▶ Exercise description
Count each line in which the word "taryfowych" appears. Reply with the total and nothing more.

▶ Entries supplied
- - - - -

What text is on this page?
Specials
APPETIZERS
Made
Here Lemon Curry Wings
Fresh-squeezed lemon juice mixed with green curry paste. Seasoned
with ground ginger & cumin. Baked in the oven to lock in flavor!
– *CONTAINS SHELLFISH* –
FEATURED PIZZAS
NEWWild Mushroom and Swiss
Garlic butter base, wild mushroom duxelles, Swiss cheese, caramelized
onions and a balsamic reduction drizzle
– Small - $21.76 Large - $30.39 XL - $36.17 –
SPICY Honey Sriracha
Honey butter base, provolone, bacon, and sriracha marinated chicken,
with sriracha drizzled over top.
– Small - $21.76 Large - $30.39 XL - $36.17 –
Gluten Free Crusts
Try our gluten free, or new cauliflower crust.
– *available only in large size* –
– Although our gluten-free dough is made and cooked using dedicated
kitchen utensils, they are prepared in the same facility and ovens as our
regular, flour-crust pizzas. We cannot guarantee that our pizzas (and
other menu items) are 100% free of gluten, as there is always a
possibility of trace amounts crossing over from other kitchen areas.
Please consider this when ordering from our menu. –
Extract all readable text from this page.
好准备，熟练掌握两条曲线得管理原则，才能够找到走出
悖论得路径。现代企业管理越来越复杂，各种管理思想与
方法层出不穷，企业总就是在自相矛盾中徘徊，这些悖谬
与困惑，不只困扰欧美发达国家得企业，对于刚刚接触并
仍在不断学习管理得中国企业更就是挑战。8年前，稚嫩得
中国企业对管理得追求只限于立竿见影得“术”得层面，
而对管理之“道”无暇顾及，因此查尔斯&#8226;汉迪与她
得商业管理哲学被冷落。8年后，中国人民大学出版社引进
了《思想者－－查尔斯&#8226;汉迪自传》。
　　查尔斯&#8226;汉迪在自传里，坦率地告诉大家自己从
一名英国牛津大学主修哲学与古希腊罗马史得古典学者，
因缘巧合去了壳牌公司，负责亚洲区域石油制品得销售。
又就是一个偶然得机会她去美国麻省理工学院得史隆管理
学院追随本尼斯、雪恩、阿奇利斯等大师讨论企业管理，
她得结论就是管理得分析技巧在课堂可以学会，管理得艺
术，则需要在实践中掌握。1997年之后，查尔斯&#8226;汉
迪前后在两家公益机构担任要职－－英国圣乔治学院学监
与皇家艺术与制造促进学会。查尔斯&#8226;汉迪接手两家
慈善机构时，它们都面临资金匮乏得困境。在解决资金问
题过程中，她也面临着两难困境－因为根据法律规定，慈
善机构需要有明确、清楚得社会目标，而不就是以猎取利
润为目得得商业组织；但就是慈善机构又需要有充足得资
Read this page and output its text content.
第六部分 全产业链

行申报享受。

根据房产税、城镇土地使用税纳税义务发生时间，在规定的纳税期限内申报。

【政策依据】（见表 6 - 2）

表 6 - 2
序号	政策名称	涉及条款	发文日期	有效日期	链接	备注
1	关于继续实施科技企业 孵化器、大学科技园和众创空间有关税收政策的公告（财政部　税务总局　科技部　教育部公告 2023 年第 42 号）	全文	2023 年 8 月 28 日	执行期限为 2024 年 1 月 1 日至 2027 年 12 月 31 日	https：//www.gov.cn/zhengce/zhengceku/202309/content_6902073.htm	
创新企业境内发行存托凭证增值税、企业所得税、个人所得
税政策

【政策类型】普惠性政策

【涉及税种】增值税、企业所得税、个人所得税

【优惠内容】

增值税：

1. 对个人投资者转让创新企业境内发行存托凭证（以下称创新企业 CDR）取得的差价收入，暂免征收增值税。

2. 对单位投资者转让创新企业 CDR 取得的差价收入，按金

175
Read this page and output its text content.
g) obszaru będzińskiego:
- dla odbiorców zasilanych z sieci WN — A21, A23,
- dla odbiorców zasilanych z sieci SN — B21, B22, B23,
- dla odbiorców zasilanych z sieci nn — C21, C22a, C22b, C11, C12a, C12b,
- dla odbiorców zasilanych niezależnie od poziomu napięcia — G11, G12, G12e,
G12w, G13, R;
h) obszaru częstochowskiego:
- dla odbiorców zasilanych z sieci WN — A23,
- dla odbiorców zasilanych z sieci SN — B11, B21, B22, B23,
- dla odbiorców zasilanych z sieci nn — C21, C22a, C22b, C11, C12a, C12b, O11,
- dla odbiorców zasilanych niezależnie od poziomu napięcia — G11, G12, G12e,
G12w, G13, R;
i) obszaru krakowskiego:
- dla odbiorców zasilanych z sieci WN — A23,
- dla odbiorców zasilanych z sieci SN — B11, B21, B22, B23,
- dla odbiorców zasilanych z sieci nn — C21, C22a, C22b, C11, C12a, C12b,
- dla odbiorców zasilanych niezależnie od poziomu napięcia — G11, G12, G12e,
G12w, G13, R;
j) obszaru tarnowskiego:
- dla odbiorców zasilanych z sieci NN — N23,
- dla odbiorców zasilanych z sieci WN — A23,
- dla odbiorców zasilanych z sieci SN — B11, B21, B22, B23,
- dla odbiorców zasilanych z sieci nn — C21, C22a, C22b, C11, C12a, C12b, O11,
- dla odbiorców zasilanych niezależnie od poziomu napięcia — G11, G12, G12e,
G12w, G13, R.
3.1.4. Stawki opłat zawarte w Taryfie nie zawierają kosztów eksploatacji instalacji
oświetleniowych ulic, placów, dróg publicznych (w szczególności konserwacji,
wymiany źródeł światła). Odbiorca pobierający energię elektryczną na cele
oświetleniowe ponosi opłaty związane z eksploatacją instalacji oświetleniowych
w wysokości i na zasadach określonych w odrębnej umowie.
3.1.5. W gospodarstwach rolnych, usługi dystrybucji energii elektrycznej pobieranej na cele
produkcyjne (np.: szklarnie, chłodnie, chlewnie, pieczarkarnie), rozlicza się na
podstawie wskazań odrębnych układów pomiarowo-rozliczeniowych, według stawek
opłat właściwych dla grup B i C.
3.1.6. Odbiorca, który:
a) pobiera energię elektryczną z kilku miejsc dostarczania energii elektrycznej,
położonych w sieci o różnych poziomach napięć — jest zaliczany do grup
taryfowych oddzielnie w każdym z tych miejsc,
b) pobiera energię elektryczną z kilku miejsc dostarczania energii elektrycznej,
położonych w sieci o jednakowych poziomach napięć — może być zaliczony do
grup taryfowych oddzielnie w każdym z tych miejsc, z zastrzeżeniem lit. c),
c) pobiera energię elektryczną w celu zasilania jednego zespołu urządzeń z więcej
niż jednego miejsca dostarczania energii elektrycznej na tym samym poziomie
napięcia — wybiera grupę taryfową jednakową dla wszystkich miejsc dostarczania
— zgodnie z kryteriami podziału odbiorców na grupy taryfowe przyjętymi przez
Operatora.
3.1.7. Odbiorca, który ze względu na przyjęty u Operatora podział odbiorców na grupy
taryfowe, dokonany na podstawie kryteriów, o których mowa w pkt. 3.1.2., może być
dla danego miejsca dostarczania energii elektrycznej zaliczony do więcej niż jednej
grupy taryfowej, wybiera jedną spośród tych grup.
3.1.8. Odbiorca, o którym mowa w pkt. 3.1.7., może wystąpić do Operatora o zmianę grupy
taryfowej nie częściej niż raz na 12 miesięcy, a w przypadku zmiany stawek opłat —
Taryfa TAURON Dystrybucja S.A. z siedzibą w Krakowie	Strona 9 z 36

- - - - -

▶ Task output
2